Exercise aim:
Spot each line in the records below where the word "плевок" occurs, then copy it.

Available data:

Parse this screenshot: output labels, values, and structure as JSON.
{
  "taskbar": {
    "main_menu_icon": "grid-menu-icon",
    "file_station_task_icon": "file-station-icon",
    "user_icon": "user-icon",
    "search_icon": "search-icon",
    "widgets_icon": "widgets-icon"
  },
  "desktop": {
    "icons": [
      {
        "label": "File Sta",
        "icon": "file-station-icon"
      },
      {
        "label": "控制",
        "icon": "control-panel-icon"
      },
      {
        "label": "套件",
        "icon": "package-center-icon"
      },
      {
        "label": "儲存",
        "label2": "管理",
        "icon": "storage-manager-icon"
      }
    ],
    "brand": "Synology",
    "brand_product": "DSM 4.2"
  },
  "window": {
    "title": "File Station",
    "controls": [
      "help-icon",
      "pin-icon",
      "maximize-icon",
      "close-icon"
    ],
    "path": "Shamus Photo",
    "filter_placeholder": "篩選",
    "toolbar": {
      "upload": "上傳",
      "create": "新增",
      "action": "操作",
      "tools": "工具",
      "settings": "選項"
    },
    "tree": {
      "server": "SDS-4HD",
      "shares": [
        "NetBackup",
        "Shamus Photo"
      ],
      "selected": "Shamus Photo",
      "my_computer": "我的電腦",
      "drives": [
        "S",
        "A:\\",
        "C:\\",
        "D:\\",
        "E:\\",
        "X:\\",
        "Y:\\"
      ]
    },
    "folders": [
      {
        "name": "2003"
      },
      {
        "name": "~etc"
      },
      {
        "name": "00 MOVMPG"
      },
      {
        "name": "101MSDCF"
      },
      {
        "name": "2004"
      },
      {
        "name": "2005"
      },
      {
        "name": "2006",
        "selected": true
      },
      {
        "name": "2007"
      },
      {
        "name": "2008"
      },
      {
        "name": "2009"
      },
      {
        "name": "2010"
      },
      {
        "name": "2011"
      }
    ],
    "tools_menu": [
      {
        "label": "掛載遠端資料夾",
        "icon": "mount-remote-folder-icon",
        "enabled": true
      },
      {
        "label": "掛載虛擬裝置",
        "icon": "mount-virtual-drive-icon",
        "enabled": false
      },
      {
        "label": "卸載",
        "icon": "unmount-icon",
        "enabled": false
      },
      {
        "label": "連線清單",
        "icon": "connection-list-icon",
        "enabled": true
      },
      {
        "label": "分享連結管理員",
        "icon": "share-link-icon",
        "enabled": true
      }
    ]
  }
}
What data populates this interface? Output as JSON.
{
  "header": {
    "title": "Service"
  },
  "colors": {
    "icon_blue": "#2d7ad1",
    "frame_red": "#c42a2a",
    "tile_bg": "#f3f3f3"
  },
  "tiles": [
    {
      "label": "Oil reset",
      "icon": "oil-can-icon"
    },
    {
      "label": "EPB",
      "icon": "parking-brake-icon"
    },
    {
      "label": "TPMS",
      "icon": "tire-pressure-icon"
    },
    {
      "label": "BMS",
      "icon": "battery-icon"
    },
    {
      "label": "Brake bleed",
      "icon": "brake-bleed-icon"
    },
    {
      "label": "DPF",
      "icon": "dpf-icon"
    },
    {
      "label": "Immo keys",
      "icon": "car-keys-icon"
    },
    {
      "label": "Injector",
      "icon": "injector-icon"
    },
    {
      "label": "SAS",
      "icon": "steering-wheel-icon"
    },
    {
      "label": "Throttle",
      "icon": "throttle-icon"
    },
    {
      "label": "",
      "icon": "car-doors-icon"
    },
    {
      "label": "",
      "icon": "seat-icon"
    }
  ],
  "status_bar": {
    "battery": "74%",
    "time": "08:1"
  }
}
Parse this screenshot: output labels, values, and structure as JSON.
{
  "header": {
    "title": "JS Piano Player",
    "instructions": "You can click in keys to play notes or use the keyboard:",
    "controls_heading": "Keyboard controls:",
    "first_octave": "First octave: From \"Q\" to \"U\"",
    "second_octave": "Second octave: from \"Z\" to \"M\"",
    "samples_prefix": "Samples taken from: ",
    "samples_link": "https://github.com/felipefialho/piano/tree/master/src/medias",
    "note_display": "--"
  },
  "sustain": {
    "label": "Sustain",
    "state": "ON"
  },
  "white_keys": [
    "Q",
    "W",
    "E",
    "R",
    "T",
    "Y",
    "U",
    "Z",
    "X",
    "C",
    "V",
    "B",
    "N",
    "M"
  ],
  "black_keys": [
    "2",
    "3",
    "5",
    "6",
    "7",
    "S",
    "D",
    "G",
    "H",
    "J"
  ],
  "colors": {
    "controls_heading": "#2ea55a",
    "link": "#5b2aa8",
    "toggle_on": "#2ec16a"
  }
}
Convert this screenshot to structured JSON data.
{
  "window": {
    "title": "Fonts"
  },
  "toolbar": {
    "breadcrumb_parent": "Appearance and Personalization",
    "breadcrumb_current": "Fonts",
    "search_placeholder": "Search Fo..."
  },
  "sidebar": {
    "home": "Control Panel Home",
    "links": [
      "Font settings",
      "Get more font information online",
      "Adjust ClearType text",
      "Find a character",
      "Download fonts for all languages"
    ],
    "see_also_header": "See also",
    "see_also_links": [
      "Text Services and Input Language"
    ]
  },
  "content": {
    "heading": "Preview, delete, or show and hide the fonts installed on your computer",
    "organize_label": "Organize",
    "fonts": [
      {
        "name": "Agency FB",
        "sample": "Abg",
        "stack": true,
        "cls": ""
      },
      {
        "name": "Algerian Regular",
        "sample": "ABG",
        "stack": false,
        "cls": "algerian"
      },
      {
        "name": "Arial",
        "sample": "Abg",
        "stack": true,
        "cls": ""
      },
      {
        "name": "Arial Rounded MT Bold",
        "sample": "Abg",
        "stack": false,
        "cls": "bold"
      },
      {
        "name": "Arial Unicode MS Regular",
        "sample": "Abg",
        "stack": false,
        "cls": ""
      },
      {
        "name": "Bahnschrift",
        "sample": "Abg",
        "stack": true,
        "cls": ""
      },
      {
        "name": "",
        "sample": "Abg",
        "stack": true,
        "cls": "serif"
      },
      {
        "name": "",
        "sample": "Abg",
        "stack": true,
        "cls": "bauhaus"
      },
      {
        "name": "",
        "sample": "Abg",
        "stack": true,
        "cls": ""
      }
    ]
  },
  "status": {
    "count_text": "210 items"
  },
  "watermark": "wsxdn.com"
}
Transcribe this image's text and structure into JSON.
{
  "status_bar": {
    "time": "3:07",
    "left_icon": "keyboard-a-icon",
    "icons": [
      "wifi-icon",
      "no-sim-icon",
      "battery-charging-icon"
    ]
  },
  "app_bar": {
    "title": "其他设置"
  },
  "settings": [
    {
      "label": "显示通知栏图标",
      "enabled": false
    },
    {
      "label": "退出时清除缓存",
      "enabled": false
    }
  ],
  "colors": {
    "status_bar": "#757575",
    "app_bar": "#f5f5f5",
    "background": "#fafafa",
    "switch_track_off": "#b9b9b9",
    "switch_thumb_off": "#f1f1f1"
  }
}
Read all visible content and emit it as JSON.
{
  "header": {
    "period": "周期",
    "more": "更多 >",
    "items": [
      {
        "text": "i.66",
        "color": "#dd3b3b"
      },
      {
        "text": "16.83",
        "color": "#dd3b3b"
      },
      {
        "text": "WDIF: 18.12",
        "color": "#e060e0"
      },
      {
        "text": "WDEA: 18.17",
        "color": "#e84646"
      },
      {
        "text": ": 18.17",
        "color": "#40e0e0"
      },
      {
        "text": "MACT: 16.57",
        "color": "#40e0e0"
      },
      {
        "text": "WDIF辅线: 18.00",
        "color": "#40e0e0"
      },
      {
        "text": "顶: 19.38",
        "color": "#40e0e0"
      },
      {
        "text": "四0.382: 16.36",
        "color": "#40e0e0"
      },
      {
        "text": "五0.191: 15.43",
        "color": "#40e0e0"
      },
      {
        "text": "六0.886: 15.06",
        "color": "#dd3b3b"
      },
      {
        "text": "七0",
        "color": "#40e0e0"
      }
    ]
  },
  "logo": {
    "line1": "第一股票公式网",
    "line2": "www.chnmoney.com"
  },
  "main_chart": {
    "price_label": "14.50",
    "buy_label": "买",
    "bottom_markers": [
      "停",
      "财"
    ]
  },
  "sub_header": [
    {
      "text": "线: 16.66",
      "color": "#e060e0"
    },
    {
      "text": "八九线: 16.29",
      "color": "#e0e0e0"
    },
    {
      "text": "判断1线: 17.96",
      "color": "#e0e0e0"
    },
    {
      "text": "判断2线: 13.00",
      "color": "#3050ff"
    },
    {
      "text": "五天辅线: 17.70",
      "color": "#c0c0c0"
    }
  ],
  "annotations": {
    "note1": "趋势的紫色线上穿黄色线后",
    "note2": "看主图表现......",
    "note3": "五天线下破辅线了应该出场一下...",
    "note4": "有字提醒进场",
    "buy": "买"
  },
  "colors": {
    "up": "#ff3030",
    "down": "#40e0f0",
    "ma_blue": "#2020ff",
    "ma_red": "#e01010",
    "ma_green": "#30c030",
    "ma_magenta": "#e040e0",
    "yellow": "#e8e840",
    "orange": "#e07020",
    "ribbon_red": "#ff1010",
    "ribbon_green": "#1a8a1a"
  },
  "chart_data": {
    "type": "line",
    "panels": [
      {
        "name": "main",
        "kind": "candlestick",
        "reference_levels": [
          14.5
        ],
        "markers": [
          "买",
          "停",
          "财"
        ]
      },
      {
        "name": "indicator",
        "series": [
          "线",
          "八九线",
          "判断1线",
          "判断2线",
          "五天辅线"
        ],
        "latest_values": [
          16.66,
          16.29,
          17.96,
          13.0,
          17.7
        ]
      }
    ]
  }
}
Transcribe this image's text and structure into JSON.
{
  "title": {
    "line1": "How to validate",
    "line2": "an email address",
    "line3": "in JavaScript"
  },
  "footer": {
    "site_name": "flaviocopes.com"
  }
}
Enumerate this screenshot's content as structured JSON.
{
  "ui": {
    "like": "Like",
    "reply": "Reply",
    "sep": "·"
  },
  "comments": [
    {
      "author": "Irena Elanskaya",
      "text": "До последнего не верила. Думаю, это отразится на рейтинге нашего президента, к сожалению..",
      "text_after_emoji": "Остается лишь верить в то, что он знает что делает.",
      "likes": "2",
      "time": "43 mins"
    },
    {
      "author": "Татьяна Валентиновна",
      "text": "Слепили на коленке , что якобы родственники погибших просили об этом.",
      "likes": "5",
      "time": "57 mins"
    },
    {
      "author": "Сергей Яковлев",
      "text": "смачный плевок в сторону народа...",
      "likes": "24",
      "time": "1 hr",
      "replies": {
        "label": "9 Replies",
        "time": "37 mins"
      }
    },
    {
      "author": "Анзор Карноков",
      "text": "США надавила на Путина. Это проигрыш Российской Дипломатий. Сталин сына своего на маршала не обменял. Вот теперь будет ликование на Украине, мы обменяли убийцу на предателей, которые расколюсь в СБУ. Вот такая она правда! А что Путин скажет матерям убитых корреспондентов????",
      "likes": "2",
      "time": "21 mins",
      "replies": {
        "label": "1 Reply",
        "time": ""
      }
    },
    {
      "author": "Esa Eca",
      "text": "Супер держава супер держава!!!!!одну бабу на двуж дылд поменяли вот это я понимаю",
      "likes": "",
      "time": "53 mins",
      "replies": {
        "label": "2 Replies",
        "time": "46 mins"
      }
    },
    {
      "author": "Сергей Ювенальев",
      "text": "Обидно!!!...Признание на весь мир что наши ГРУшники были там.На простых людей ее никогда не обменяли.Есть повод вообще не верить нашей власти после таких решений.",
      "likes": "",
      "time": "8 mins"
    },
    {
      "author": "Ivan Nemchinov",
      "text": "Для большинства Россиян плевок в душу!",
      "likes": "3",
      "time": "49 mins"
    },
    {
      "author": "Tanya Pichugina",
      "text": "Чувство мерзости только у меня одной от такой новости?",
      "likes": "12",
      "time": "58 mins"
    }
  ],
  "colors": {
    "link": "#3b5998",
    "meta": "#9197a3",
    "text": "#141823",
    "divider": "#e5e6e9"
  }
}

Correct answer:
      "text": "смачный плевок в сторону народа...",
      "text": "Для большинства Россиян плевок в душу!",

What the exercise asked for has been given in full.